§ **SET TASK A**: In the listing, rename "y-tick-label" to "y-axis-tick-label" in the lines between the one holding "y-tick-label: 20 xyxy=(28,152,42,167)" and the one holding "line-series xyxy=(144,62,530,242)", inclusive. Give back only those lines, with everything else unchanged.

--- start SOURCE DOCUMENT ---

2023  N3-4(216-217)
The Turkmen land has attracted merchants, travelers, researchers from other Asian countries, as well as Europe and America since ancient times. For some it was the thirst for profit and adventures and exotics of distant wanderings, others were interested in the history that is full of secrets hidden under the thickness of the earth. The latter included American geologist Rafael Pampelli. It was at the end of the 19th century that he learned almost accidentally that there existed a hill called Anau not far from Ashgabat that was partially excavated in 1886 by Russian general Alexander Komarov, who at that time was the head of the Transcaspian region. Knowing well about the excavations of Scythian burial mounds in the European part of Russia, Alexander Komarov apparently expected to find a rich “royal” burial in this place but eventually came upon a multi-layered primitive settlement. Nevertheless, the general reported his findings to the Imperial Archaeological Committee in St. Petersburg, and an excerpt from his report appeared not only in the Russian press but also in translation into European languages.

--- end SOURCE DOCUMENT ---

§ **SET TASK B**: Condense the paragraph of the Turkmen history text that begins "The Turkmen land has attracted" into a shorter version that keeps its main facts.

--- start RECORDS FOR THIS TASK ---

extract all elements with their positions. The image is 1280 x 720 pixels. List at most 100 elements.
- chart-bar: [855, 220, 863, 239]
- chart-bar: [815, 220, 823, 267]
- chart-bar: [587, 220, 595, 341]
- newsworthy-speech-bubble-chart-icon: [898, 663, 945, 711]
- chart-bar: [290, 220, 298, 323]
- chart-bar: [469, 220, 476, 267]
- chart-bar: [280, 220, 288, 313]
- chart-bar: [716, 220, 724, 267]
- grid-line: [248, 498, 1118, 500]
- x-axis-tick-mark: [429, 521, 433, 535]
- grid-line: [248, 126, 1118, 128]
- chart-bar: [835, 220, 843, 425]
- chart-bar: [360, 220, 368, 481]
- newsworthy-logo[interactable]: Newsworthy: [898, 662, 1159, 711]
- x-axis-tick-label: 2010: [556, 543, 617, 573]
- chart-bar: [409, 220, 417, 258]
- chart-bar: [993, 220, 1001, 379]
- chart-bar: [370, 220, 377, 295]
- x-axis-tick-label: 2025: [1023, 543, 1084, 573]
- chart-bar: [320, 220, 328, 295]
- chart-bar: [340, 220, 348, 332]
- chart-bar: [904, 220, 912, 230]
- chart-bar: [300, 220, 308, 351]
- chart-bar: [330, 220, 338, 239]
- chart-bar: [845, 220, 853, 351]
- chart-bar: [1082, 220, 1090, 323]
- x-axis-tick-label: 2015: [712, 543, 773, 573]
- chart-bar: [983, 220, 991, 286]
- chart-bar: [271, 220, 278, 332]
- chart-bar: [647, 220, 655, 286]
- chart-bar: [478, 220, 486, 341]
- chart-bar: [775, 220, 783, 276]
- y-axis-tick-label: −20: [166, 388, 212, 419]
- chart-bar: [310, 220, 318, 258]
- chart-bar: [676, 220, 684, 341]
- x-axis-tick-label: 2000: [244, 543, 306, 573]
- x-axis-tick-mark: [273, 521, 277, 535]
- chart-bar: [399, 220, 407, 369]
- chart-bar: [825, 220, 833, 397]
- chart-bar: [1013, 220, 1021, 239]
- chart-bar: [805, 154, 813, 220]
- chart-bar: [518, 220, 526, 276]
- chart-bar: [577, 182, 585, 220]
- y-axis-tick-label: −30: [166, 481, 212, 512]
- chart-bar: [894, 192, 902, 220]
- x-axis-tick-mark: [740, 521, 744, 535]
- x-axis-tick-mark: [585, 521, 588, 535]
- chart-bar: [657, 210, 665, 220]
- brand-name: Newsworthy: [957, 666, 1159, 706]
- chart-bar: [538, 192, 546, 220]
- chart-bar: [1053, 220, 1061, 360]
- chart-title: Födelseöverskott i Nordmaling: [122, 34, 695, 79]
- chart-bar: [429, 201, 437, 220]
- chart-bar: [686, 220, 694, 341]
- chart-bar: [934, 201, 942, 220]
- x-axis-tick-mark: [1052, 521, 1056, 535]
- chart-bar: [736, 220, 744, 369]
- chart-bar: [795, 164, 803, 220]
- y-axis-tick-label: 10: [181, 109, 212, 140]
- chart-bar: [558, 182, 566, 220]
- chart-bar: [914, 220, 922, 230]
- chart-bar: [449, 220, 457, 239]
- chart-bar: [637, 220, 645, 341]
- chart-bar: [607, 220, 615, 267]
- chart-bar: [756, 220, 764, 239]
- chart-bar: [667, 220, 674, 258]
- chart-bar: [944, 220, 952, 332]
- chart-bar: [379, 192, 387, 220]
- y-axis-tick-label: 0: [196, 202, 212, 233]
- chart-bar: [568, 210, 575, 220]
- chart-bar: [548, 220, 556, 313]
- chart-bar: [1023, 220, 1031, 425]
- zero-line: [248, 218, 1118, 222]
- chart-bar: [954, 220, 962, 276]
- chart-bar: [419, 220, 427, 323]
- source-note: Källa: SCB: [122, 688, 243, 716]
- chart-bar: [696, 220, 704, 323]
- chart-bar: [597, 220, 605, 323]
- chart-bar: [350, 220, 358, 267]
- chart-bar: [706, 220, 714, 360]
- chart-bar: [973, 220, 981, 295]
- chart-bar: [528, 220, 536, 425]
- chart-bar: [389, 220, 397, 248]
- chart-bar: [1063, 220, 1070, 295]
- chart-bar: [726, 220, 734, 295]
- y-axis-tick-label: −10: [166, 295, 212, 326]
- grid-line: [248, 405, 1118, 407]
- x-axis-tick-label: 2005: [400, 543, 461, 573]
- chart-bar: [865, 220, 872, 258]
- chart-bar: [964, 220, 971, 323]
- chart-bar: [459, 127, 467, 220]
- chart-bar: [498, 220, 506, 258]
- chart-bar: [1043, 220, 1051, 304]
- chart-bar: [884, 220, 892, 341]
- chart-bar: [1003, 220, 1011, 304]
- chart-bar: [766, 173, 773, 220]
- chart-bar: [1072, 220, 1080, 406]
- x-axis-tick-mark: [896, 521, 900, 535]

--- end RECORDS FOR THIS TASK ---
--- start RECORDS FOR THIS TASK ---

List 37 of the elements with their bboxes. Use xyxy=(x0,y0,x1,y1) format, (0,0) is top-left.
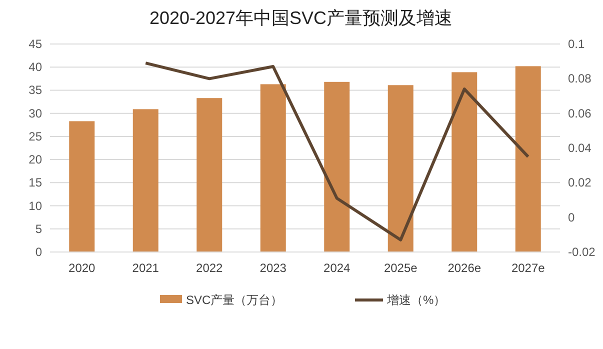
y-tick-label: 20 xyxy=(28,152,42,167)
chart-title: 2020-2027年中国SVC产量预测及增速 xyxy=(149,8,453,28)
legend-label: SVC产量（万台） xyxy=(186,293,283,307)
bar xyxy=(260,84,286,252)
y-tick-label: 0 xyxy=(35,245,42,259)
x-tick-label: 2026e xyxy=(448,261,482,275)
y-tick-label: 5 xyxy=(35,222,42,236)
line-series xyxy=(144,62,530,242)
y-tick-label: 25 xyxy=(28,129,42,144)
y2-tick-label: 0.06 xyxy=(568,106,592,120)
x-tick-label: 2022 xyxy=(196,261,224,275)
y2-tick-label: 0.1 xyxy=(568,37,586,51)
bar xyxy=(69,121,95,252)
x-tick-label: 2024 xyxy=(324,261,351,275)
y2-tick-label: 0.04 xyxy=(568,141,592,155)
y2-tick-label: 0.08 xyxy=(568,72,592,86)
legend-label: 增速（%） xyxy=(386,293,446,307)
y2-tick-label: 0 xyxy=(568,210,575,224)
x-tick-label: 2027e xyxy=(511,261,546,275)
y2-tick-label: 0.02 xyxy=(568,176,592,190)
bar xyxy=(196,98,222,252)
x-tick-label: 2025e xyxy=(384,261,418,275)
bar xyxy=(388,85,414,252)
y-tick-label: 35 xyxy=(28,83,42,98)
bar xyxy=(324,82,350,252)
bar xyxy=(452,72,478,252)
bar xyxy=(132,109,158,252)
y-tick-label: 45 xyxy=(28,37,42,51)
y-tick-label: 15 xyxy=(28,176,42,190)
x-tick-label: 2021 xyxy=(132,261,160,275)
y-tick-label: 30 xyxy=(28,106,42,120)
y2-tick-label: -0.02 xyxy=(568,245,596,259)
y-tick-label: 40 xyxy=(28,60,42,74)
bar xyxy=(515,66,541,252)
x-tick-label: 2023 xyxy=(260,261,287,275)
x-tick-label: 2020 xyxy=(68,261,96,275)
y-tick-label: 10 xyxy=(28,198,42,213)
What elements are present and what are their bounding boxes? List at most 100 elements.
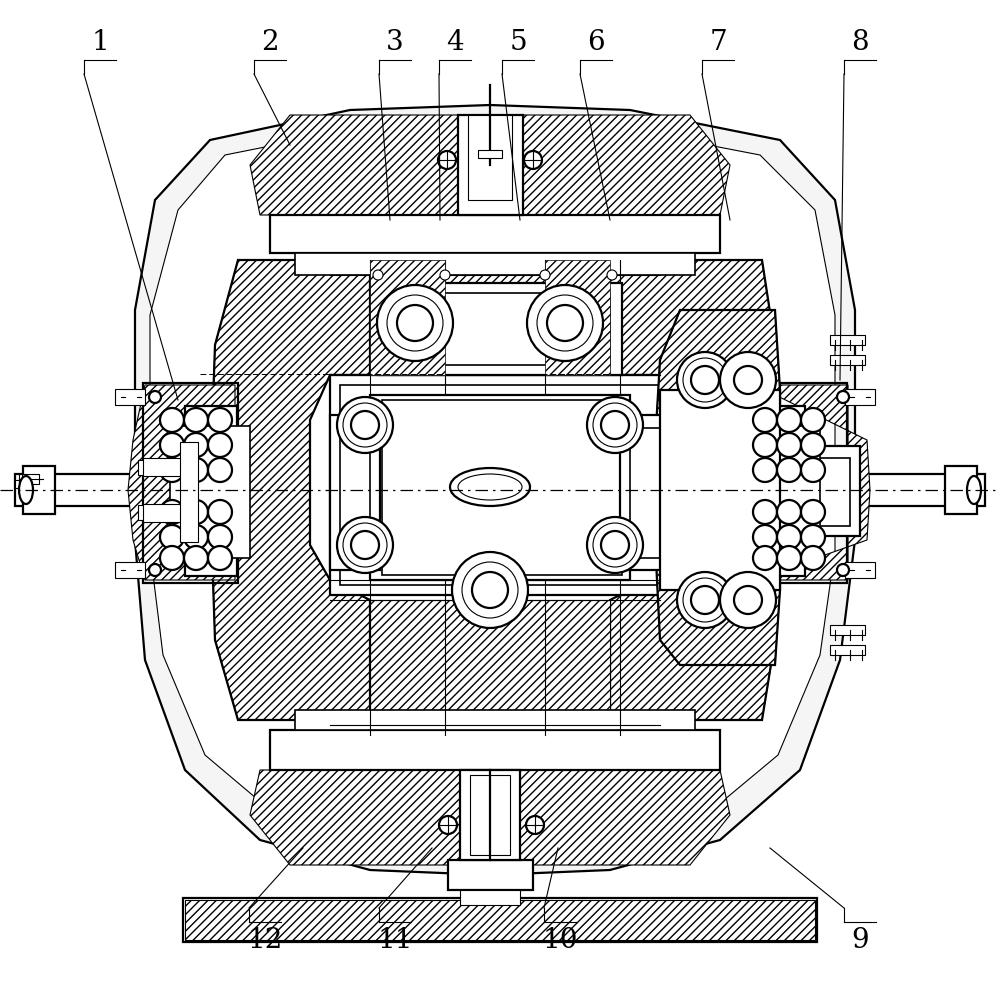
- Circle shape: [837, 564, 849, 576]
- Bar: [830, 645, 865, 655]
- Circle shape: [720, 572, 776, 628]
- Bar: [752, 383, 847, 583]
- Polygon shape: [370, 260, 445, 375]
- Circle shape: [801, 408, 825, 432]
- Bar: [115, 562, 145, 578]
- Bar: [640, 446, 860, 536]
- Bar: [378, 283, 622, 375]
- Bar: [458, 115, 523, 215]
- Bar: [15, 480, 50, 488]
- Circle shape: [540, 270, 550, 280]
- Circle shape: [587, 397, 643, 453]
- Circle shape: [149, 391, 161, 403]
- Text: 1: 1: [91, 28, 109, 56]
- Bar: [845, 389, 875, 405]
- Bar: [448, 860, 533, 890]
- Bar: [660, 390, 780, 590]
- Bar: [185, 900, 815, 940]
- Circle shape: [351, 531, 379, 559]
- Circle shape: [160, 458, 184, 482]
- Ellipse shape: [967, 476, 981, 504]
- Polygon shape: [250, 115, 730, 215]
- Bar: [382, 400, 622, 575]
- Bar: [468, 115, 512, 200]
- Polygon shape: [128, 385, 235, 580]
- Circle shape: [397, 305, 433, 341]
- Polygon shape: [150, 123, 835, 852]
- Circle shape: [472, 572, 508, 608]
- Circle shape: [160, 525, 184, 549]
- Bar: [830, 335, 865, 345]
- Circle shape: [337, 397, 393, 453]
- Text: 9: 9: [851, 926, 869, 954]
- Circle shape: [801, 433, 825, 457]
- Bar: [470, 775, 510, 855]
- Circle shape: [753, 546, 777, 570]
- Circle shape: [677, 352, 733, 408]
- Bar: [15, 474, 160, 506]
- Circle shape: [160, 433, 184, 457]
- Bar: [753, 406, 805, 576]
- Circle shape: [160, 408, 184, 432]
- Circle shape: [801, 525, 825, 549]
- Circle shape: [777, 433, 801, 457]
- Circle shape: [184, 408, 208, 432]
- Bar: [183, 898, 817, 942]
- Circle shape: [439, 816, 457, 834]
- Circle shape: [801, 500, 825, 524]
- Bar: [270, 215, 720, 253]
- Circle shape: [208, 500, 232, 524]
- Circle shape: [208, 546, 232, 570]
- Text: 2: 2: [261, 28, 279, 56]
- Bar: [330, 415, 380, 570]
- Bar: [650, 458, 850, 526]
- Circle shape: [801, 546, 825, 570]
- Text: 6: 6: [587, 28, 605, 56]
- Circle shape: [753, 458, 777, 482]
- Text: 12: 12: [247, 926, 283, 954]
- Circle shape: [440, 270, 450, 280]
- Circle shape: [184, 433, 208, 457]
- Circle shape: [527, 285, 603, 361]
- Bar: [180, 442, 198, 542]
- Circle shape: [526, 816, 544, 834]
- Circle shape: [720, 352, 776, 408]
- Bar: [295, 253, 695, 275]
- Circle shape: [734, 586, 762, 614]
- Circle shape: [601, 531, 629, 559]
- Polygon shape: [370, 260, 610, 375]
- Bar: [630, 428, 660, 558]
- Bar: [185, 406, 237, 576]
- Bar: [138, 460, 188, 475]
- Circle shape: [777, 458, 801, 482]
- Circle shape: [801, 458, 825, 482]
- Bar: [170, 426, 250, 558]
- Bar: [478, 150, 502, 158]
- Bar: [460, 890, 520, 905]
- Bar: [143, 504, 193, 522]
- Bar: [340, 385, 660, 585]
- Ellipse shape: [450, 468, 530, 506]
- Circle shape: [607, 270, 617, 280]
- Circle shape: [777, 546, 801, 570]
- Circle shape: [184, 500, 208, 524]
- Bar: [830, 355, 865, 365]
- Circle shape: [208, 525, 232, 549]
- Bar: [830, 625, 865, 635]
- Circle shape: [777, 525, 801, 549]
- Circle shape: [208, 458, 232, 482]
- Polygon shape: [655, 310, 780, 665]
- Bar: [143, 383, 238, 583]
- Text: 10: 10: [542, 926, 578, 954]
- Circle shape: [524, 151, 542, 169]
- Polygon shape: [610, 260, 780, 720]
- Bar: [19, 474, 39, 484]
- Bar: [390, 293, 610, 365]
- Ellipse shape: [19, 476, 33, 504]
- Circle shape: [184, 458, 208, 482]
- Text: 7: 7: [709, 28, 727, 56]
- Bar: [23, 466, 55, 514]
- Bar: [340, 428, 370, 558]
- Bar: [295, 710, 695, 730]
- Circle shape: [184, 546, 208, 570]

--- end RECORDS FOR THIS TASK ---
--- start RECORDS FOR THIS TASK ---

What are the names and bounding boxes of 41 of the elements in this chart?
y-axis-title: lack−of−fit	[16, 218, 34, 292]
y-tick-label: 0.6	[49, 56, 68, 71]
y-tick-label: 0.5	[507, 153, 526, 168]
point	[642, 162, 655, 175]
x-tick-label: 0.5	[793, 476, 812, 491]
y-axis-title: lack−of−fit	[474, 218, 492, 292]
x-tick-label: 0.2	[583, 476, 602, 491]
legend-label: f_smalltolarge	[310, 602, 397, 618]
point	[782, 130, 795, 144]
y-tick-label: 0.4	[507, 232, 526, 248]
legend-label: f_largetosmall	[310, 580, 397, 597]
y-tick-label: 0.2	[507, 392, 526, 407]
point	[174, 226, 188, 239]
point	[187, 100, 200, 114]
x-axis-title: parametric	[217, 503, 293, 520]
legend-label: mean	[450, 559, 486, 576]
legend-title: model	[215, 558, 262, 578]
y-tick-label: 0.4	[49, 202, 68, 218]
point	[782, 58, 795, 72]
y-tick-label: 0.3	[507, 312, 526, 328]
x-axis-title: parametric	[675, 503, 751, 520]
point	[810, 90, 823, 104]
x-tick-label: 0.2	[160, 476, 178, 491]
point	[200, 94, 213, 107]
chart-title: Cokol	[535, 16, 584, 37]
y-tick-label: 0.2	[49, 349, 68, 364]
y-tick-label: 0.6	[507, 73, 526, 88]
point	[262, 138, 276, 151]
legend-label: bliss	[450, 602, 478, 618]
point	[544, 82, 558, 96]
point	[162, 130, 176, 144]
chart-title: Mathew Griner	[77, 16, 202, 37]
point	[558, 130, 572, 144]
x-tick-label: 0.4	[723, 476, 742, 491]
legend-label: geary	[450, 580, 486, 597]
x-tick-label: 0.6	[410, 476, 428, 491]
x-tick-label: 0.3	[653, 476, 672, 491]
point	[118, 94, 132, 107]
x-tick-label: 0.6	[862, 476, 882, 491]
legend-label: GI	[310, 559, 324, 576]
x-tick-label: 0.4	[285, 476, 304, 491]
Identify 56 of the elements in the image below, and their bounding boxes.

--- end RECORDS FOR THIS TASK ---

§ **CORRECT RESULT A**:
y-axis-tick-label: 20 xyxy=(28,152,42,167)
chart-title: 2020-2027年中国SVC产量预测及增速 xyxy=(149,8,453,28)
legend-label: SVC产量（万台） xyxy=(186,293,283,307)
bar xyxy=(260,84,286,252)
y-axis-tick-label: 0 xyxy=(35,245,42,259)
x-tick-label: 2026e xyxy=(448,261,482,275)
y-axis-tick-label: 5 xyxy=(35,222,42,236)
line-series xyxy=(144,62,530,242)

§ **CORRECT RESULT B**: Since ancient times the Turkmen land has drawn merchants, travelers and researchers from other Asian countries, Europe and America. Some came for profit, adventure and the exotic. Others came for the history hidden underground, among them American geologist Rafael Pampelli. At the end of the 19th century he learned, almost by accident, of Anau, a hill near Ashgabat. Russian general Alexander Komarov, then head of the Transcaspian region, had partially excavated it in 1886. Komarov apparently expected a rich "royal" burial like the Scythian mounds of European Russia, but instead he found a multi-layered primitive settlement. He reported it to the Imperial Archaeological Committee in St. Petersburg. An excerpt from his report appeared in the Russian press and in translation into European languages.